The request:
Which lines hold the word "name"? Copy each of them.

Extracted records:
|---|
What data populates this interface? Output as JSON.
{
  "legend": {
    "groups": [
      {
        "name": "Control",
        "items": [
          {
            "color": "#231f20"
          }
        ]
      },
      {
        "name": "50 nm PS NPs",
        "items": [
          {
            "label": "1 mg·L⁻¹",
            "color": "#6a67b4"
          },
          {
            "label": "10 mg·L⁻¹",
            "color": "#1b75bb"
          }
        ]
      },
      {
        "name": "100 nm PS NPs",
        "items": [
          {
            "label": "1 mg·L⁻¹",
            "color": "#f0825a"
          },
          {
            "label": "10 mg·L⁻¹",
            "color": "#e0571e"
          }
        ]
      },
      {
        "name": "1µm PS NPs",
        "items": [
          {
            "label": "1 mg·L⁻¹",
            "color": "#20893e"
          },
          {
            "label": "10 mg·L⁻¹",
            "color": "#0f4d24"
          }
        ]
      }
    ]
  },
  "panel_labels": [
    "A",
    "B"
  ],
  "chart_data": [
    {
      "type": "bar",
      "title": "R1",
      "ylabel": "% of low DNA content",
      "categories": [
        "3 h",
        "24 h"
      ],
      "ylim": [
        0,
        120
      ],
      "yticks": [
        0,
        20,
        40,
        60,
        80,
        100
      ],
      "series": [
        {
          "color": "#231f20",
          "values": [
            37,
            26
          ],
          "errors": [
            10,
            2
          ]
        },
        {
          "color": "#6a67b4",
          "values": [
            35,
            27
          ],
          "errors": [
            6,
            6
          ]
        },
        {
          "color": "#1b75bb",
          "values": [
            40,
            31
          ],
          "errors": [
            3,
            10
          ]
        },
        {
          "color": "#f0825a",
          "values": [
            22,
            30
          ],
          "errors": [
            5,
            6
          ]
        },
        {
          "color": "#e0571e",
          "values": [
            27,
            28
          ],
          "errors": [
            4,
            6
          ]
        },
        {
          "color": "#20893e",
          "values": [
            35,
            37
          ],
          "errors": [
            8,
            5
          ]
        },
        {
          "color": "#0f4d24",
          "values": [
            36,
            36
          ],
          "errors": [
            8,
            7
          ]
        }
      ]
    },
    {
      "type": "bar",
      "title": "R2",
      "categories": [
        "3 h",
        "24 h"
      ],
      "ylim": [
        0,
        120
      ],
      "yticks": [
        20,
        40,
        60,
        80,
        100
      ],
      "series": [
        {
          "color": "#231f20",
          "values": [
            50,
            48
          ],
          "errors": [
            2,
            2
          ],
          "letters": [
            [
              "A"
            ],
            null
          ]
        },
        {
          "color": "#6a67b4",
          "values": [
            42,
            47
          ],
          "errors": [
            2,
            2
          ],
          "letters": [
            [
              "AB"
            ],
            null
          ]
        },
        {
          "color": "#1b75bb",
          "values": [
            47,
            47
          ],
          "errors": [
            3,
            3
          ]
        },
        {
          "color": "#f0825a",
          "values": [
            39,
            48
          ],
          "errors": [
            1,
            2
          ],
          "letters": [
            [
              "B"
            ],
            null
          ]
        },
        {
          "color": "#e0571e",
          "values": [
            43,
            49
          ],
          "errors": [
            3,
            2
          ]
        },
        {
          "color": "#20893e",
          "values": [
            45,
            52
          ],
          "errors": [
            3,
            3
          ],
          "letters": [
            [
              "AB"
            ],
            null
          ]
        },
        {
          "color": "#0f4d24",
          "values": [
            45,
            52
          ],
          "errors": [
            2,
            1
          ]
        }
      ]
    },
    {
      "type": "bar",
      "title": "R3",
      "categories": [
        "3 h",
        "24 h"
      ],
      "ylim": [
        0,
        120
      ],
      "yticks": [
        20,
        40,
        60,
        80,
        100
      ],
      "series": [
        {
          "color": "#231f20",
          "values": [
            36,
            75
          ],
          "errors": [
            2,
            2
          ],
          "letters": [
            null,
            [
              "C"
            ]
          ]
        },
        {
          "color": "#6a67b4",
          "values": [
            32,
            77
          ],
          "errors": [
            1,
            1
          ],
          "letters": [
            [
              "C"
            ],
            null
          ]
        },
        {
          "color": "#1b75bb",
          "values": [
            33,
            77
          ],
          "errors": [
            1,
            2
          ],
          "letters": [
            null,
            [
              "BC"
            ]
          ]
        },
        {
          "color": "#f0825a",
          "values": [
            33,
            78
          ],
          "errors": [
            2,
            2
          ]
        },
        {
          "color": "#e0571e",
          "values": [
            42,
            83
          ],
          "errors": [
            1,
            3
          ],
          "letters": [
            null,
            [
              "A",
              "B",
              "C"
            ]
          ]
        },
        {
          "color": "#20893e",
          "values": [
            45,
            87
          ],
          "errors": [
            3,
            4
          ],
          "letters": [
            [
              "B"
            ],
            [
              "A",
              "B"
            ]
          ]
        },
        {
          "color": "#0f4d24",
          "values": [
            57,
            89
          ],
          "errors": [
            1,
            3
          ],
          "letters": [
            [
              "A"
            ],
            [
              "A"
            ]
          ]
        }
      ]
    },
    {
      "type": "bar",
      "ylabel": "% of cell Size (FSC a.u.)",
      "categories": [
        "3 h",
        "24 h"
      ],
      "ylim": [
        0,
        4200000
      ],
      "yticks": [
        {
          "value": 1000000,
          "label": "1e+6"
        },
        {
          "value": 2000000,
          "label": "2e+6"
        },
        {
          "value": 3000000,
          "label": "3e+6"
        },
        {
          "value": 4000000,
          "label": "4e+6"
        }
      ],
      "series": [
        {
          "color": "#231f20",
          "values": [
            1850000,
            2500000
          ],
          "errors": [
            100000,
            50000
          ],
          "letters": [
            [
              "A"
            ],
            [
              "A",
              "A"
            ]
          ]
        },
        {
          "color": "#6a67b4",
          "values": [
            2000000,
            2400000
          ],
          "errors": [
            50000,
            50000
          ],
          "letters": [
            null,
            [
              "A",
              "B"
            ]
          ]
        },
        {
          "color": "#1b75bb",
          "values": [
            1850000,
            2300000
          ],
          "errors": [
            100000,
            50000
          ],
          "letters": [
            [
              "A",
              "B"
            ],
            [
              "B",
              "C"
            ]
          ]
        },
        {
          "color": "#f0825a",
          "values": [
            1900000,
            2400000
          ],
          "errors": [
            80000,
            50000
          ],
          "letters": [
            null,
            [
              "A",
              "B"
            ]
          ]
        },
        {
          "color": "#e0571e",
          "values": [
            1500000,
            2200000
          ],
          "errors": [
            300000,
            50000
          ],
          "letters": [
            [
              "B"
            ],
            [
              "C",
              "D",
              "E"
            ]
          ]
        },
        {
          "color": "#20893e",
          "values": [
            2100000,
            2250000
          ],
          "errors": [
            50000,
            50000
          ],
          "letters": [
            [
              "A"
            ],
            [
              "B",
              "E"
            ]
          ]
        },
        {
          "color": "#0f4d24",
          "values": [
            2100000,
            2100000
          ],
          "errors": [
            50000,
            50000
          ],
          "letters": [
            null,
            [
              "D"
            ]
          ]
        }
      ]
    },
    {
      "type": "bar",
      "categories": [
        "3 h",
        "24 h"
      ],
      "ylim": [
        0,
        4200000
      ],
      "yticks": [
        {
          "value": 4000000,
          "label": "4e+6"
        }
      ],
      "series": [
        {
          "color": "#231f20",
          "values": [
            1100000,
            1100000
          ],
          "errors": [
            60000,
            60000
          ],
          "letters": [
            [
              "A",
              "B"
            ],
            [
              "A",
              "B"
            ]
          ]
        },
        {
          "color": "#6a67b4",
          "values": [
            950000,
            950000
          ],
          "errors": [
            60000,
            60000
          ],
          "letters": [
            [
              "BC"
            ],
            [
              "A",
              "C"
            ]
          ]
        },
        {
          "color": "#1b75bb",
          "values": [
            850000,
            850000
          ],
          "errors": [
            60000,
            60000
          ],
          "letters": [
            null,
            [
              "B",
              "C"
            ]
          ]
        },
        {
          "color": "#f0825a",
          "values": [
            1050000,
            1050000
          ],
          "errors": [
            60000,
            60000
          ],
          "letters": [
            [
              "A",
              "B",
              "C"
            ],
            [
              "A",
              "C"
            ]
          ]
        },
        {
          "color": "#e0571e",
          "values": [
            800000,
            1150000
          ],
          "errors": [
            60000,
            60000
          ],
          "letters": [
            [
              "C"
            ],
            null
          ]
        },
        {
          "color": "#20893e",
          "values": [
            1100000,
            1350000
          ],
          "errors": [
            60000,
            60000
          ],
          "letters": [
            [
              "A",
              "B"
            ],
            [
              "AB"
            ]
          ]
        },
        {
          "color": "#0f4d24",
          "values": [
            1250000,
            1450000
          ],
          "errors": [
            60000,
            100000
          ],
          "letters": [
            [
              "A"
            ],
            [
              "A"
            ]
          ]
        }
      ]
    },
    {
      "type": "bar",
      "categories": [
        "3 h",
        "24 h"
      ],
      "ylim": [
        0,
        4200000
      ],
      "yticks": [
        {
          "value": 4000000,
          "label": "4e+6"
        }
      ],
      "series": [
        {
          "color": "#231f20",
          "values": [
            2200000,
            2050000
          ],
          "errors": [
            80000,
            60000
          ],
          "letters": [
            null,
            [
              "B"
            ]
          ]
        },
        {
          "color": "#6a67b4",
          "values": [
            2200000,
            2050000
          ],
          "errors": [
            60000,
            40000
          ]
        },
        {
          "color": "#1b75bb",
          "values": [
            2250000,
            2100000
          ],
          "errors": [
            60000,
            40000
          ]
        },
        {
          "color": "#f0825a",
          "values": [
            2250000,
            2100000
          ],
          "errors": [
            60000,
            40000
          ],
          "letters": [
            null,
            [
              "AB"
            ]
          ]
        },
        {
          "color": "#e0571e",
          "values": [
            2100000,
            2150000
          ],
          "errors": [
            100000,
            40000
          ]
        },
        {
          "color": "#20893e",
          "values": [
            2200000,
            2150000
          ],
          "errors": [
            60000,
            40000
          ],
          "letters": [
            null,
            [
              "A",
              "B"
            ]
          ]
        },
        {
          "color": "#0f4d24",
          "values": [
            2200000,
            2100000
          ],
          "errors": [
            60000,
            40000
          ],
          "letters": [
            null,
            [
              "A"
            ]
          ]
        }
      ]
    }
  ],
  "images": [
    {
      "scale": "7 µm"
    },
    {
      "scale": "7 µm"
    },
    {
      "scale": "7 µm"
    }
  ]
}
|---|
Task answer:
        "name": "Control",
        "name": "50 nm PS NPs",
        "name": "100 nm PS NPs",
        "name": "1µm PS NPs",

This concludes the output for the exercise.